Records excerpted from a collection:
——

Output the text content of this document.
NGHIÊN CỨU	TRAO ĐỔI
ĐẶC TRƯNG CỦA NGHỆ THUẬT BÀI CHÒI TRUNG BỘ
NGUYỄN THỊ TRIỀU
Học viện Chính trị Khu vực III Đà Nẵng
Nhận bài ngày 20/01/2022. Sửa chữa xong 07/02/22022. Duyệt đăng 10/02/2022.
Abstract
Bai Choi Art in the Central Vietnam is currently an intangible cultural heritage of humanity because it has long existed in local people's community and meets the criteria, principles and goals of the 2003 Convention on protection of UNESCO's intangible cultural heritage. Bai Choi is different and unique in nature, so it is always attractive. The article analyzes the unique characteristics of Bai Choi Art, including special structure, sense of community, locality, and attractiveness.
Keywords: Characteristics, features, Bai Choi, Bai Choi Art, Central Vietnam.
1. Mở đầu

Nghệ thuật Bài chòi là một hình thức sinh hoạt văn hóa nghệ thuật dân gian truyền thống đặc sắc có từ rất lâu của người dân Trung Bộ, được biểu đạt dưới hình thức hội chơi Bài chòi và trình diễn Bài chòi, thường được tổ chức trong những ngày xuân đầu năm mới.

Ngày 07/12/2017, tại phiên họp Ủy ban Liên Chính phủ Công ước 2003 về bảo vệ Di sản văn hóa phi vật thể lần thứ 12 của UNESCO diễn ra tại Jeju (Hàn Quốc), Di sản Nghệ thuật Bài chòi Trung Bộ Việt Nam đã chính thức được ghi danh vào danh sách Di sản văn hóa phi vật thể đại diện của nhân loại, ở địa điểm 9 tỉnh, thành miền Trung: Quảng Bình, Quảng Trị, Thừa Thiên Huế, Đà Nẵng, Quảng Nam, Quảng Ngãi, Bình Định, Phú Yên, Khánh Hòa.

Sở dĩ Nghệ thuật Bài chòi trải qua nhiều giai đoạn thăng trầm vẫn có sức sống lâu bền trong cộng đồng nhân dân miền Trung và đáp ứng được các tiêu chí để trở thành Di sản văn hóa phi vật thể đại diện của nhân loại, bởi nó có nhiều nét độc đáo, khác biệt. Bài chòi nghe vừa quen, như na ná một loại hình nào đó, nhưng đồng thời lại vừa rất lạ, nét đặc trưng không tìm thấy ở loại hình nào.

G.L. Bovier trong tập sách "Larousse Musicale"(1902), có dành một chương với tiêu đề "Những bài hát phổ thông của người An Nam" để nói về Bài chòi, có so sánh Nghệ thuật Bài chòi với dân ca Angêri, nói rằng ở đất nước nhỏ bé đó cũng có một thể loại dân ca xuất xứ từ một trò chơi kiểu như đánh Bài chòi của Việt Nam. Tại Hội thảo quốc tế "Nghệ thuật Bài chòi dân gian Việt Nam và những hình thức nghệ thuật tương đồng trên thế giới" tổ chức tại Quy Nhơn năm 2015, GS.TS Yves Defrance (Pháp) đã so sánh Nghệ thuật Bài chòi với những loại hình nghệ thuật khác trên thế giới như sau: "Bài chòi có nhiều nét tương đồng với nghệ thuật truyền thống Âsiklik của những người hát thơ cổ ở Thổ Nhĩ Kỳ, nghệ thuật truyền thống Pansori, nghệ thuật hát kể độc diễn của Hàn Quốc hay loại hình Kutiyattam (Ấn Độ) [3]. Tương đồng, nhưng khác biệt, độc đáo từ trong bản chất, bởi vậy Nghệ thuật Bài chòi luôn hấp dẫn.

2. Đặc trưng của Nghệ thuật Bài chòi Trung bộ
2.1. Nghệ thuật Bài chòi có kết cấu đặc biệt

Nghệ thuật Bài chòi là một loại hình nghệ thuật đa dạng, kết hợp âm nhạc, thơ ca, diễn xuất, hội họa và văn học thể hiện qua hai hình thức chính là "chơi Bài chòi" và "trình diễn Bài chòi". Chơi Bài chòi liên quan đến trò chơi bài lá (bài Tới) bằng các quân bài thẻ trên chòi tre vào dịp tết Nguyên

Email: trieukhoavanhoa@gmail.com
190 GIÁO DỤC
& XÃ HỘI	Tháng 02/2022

——

Instruction: From the listing above, extract every line exactly as it stands.

Task output:
Output the text content of this document.
NGHIÊN CỨU	TRAO ĐỔI
ĐẶC TRƯNG CỦA NGHỆ THUẬT BÀI CHÒI TRUNG BỘ
NGUYỄN THỊ TRIỀU
Học viện Chính trị Khu vực III Đà Nẵng
Nhận bài ngày 20/01/2022. Sửa chữa xong 07/02/22022. Duyệt đăng 10/02/2022.
Abstract
Bai Choi Art in the Central Vietnam is currently an intangible cultural heritage of humanity because it has long existed in local people's community and meets the criteria, principles and goals of the 2003 Convention on protection of UNESCO's intangible cultural heritage. Bai Choi is different and unique in nature, so it is always attractive. The article analyzes the unique characteristics of Bai Choi Art, including special structure, sense of community, locality, and attractiveness.
Keywords: Characteristics, features, Bai Choi, Bai Choi Art, Central Vietnam.
1. Mở đầu

Nghệ thuật Bài chòi là một hình thức sinh hoạt văn hóa nghệ thuật dân gian truyền thống đặc sắc có từ rất lâu của người dân Trung Bộ, được biểu đạt dưới hình thức hội chơi Bài chòi và trình diễn Bài chòi, thường được tổ chức trong những ngày xuân đầu năm mới.

Ngày 07/12/2017, tại phiên họp Ủy ban Liên Chính phủ Công ước 2003 về bảo vệ Di sản văn hóa phi vật thể lần thứ 12 của UNESCO diễn ra tại Jeju (Hàn Quốc), Di sản Nghệ thuật Bài chòi Trung Bộ Việt Nam đã chính thức được ghi danh vào danh sách Di sản văn hóa phi vật thể đại diện của nhân loại, ở địa điểm 9 tỉnh, thành miền Trung: Quảng Bình, Quảng Trị, Thừa Thiên Huế, Đà Nẵng, Quảng Nam, Quảng Ngãi, Bình Định, Phú Yên, Khánh Hòa.

Sở dĩ Nghệ thuật Bài chòi trải qua nhiều giai đoạn thăng trầm vẫn có sức sống lâu bền trong cộng đồng nhân dân miền Trung và đáp ứng được các tiêu chí để trở thành Di sản văn hóa phi vật thể đại diện của nhân loại, bởi nó có nhiều nét độc đáo, khác biệt. Bài chòi nghe vừa quen, như na ná một loại hình nào đó, nhưng đồng thời lại vừa rất lạ, nét đặc trưng không tìm thấy ở loại hình nào.

G.L. Bovier trong tập sách "Larousse Musicale"(1902), có dành một chương với tiêu đề "Những bài hát phổ thông của người An Nam" để nói về Bài chòi, có so sánh Nghệ thuật Bài chòi với dân ca Angêri, nói rằng ở đất nước nhỏ bé đó cũng có một thể loại dân ca xuất xứ từ một trò chơi kiểu như đánh Bài chòi của Việt Nam. Tại Hội thảo quốc tế "Nghệ thuật Bài chòi dân gian Việt Nam và những hình thức nghệ thuật tương đồng trên thế giới" tổ chức tại Quy Nhơn năm 2015, GS.TS Yves Defrance (Pháp) đã so sánh Nghệ thuật Bài chòi với những loại hình nghệ thuật khác trên thế giới như sau: "Bài chòi có nhiều nét tương đồng với nghệ thuật truyền thống Âsiklik của những người hát thơ cổ ở Thổ Nhĩ Kỳ, nghệ thuật truyền thống Pansori, nghệ thuật hát kể độc diễn của Hàn Quốc hay loại hình Kutiyattam (Ấn Độ) [3]. Tương đồng, nhưng khác biệt, độc đáo từ trong bản chất, bởi vậy Nghệ thuật Bài chòi luôn hấp dẫn.

2. Đặc trưng của Nghệ thuật Bài chòi Trung bộ
2.1. Nghệ thuật Bài chòi có kết cấu đặc biệt

Nghệ thuật Bài chòi là một loại hình nghệ thuật đa dạng, kết hợp âm nhạc, thơ ca, diễn xuất, hội họa và văn học thể hiện qua hai hình thức chính là "chơi Bài chòi" và "trình diễn Bài chòi". Chơi Bài chòi liên quan đến trò chơi bài lá (bài Tới) bằng các quân bài thẻ trên chòi tre vào dịp tết Nguyên

Email: trieukhoavanhoa@gmail.com
190 GIÁO DỤC
& XÃ HỘI	Tháng 02/2022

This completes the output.